Records from a dataset:
━━━━━━

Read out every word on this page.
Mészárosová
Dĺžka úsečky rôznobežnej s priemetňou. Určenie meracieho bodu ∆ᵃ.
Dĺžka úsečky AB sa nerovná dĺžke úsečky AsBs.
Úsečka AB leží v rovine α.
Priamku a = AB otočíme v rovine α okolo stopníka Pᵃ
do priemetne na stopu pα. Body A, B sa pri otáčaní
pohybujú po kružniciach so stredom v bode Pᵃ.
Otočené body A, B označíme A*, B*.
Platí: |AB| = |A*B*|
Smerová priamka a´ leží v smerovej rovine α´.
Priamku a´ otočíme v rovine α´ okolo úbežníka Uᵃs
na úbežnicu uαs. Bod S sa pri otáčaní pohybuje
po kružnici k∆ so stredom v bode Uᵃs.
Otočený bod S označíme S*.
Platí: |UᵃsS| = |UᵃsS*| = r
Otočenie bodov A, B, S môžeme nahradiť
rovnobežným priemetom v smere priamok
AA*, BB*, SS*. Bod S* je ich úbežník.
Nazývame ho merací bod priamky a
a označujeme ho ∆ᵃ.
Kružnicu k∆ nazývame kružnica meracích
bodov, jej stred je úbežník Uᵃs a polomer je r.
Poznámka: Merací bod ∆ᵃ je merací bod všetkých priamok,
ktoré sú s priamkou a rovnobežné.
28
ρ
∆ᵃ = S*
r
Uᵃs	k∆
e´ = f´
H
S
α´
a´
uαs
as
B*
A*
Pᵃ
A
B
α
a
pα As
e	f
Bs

━━━━━━

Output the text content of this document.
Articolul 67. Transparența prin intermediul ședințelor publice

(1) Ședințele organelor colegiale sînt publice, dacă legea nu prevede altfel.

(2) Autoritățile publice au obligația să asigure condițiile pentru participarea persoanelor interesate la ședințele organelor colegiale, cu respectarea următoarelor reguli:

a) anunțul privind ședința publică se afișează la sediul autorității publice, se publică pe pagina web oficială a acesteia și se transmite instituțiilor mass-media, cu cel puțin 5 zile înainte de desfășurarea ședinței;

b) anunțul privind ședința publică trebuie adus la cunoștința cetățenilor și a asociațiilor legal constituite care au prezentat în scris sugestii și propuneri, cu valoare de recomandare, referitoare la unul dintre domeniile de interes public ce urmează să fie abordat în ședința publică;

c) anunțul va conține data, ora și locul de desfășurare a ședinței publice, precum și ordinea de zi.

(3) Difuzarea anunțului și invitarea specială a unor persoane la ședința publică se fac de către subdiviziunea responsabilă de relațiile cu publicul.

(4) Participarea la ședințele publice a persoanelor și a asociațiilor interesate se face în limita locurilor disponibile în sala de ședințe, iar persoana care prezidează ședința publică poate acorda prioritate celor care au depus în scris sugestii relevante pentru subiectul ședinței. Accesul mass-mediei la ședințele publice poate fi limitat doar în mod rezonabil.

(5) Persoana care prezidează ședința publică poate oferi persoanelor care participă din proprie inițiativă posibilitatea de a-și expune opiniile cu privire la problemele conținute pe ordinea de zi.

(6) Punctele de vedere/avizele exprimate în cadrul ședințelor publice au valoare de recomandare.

━━━━━━

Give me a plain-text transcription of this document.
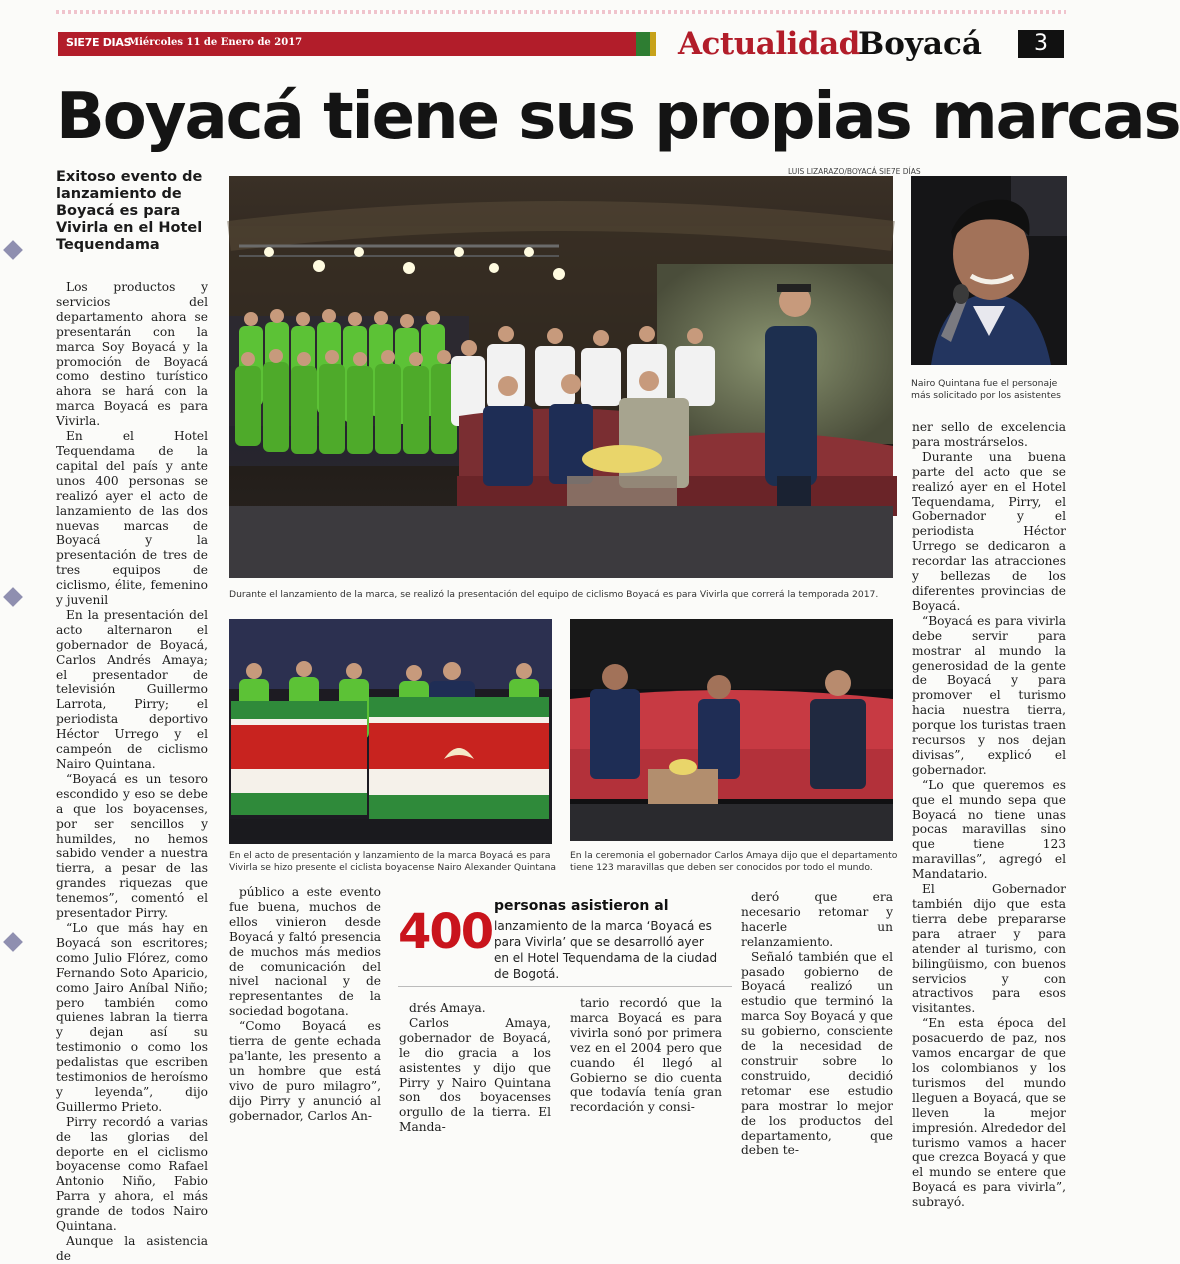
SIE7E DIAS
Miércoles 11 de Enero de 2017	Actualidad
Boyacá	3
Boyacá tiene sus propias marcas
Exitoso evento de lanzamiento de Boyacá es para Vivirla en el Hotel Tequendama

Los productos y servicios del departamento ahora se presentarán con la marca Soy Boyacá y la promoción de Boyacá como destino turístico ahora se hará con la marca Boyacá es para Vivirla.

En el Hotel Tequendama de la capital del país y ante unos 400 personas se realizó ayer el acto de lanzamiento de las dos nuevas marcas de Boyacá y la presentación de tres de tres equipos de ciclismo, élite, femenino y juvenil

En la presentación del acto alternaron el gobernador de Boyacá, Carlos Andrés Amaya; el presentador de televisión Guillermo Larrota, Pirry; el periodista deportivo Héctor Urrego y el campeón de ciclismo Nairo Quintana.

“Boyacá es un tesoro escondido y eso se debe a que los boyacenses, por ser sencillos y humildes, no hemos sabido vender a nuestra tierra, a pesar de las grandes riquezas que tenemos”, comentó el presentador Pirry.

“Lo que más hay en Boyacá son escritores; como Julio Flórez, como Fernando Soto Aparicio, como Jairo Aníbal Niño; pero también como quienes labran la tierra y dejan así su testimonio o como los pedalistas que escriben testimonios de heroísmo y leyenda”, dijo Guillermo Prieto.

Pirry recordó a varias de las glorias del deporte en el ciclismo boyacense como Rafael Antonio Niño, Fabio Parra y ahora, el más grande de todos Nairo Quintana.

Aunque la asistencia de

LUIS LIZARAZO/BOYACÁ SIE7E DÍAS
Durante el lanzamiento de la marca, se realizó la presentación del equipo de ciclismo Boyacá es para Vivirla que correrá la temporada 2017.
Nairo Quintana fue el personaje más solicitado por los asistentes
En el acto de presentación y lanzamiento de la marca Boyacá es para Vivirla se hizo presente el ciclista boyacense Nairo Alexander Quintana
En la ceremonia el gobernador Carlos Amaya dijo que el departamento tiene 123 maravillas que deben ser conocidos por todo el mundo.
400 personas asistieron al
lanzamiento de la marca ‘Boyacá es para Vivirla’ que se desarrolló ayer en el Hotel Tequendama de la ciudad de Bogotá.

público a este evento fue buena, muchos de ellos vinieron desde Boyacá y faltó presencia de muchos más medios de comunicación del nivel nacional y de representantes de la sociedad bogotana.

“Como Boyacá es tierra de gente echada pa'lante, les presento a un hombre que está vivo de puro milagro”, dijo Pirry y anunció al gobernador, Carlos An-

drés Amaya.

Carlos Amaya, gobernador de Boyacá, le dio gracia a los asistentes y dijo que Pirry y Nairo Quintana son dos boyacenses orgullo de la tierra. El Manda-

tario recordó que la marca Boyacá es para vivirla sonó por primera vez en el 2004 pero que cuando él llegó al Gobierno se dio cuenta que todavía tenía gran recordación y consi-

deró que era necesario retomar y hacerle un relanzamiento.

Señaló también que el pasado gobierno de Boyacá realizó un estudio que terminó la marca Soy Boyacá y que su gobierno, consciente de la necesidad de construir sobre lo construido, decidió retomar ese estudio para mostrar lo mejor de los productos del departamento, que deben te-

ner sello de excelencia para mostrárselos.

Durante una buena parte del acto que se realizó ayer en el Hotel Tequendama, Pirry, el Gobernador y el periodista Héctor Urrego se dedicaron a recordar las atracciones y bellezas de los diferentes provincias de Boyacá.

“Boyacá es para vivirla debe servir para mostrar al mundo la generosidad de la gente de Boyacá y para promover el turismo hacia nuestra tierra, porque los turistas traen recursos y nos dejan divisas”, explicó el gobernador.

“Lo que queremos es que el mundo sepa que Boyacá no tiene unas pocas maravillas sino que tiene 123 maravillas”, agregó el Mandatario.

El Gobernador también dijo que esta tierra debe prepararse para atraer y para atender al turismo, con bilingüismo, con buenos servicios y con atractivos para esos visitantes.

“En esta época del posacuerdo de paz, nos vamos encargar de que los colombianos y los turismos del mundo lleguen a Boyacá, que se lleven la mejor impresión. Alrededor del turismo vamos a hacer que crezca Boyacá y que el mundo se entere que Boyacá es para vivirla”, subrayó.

━━━━━━

What this task involves
Search the data above for the string "valoare" and return every line that has it.

Expected answer
b) anunțul privind ședința publică trebuie adus la cunoștința cetățenilor și a asociațiilor legal constituite care au prezentat în scris sugestii și propuneri, cu valoare de recomandare, referitoare la unul dintre domeniile de interes public ce urmează să fie abordat în ședința publică;
(6) Punctele de vedere/avizele exprimate în cadrul ședințelor publice au valoare de recomandare.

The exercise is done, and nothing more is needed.